CHALLENGE: Within the material below, find each line bearing the word "zonage" and present it.

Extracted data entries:
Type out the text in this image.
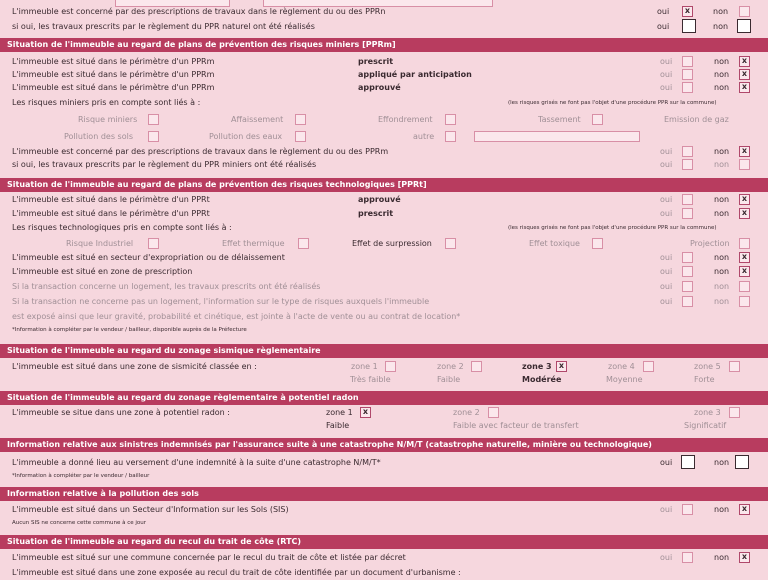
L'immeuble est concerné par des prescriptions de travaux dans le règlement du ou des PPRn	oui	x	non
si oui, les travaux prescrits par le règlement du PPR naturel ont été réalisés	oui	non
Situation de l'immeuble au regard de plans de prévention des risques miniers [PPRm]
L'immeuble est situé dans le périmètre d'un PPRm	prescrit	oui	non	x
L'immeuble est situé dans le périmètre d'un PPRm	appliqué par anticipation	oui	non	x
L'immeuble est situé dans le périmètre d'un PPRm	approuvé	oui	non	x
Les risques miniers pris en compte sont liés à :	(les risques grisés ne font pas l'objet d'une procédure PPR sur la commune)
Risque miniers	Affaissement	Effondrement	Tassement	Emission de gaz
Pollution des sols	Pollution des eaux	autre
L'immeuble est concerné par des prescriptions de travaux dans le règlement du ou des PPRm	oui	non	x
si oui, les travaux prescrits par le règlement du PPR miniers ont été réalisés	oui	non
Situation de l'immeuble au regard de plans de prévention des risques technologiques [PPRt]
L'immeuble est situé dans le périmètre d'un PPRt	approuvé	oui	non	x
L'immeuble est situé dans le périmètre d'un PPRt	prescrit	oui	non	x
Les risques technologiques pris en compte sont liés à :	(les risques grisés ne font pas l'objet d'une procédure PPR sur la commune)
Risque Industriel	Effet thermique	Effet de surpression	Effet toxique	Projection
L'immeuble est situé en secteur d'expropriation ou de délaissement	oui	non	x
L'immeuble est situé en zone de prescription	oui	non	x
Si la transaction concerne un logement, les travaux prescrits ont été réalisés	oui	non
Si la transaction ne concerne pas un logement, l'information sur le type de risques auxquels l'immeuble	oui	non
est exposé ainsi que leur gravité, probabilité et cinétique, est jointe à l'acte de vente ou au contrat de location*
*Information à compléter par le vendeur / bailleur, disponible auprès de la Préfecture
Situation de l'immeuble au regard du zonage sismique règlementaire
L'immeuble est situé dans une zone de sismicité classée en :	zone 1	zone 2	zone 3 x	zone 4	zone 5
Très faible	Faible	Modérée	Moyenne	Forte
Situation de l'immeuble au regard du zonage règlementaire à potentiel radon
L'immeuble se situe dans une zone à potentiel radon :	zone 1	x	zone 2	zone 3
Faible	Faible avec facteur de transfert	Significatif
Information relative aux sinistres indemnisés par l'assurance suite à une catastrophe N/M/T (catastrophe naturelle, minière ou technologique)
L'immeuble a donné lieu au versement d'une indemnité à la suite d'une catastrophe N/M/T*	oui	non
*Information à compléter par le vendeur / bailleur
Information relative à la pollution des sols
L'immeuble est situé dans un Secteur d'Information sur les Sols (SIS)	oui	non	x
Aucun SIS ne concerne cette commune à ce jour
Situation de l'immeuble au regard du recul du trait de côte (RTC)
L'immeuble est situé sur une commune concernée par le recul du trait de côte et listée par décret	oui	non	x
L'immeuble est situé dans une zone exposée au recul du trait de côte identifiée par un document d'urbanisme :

CORRECT ANSWER:
Situation de l'immeuble au regard du zonage sismique règlementaire
Situation de l'immeuble au regard du zonage règlementaire à potentiel radon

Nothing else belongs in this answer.